Work instructions: Give the listing again character for character, but drop the images.

Supplied records:
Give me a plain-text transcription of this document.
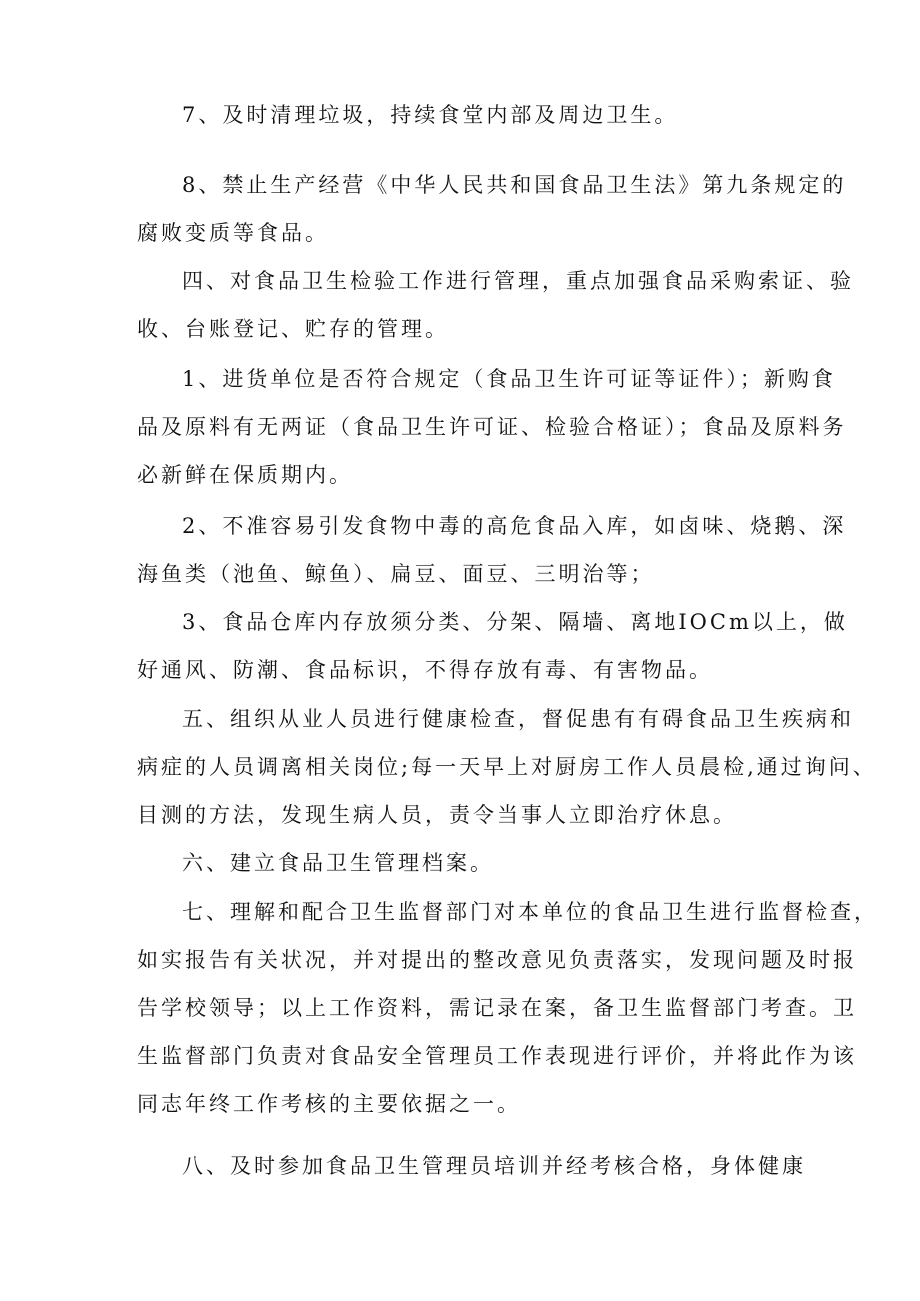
7、及时清理垃圾，持续食堂内部及周边卫生。
8、禁止生产经营《中华人民共和国食品卫生法》第九条规定的
腐败变质等食品。
四、对食品卫生检验工作进行管理，重点加强食品采购索证、验
收、台账登记、贮存的管理。
1、进货单位是否符合规定（食品卫生许可证等证件）；新购食
品及原料有无两证（食品卫生许可证、检验合格证）；食品及原料务
必新鲜在保质期内。
2、不准容易引发食物中毒的高危食品入库，如卤味、烧鹅、深
海鱼类（池鱼、鲸鱼）、扁豆、面豆、三明治等；
3、食品仓库内存放须分类、分架、隔墙、离地IOCm以上，做
好通风、防潮、食品标识，不得存放有毒、有害物品。
五、组织从业人员进行健康检查，督促患有有碍食品卫生疾病和
病症的人员调离相关岗位;每一天早上对厨房工作人员晨检,通过询问、
目测的方法，发现生病人员，责令当事人立即治疗休息。
六、建立食品卫生管理档案。
七、理解和配合卫生监督部门对本单位的食品卫生进行监督检查，
如实报告有关状况，并对提出的整改意见负责落实，发现问题及时报
告学校领导；以上工作资料，需记录在案，备卫生监督部门考查。卫
生监督部门负责对食品安全管理员工作表现进行评价，并将此作为该
同志年终工作考核的主要依据之一。
八、及时参加食品卫生管理员培训并经考核合格，身体健康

Exercise answer:
Give me a plain-text transcription of this document.
7、及时清理垃圾，持续食堂内部及周边卫生。
8、禁止生产经营《中华人民共和国食品卫生法》第九条规定的
腐败变质等食品。
四、对食品卫生检验工作进行管理，重点加强食品采购索证、验
收、台账登记、贮存的管理。
1、进货单位是否符合规定（食品卫生许可证等证件）；新购食
品及原料有无两证（食品卫生许可证、检验合格证）；食品及原料务
必新鲜在保质期内。
2、不准容易引发食物中毒的高危食品入库，如卤味、烧鹅、深
海鱼类（池鱼、鲸鱼）、扁豆、面豆、三明治等；
3、食品仓库内存放须分类、分架、隔墙、离地IOCm以上，做
好通风、防潮、食品标识，不得存放有毒、有害物品。
五、组织从业人员进行健康检查，督促患有有碍食品卫生疾病和
病症的人员调离相关岗位;每一天早上对厨房工作人员晨检,通过询问、
目测的方法，发现生病人员，责令当事人立即治疗休息。
六、建立食品卫生管理档案。
七、理解和配合卫生监督部门对本单位的食品卫生进行监督检查，
如实报告有关状况，并对提出的整改意见负责落实，发现问题及时报
告学校领导；以上工作资料，需记录在案，备卫生监督部门考查。卫
生监督部门负责对食品安全管理员工作表现进行评价，并将此作为该
同志年终工作考核的主要依据之一。
八、及时参加食品卫生管理员培训并经考核合格，身体健康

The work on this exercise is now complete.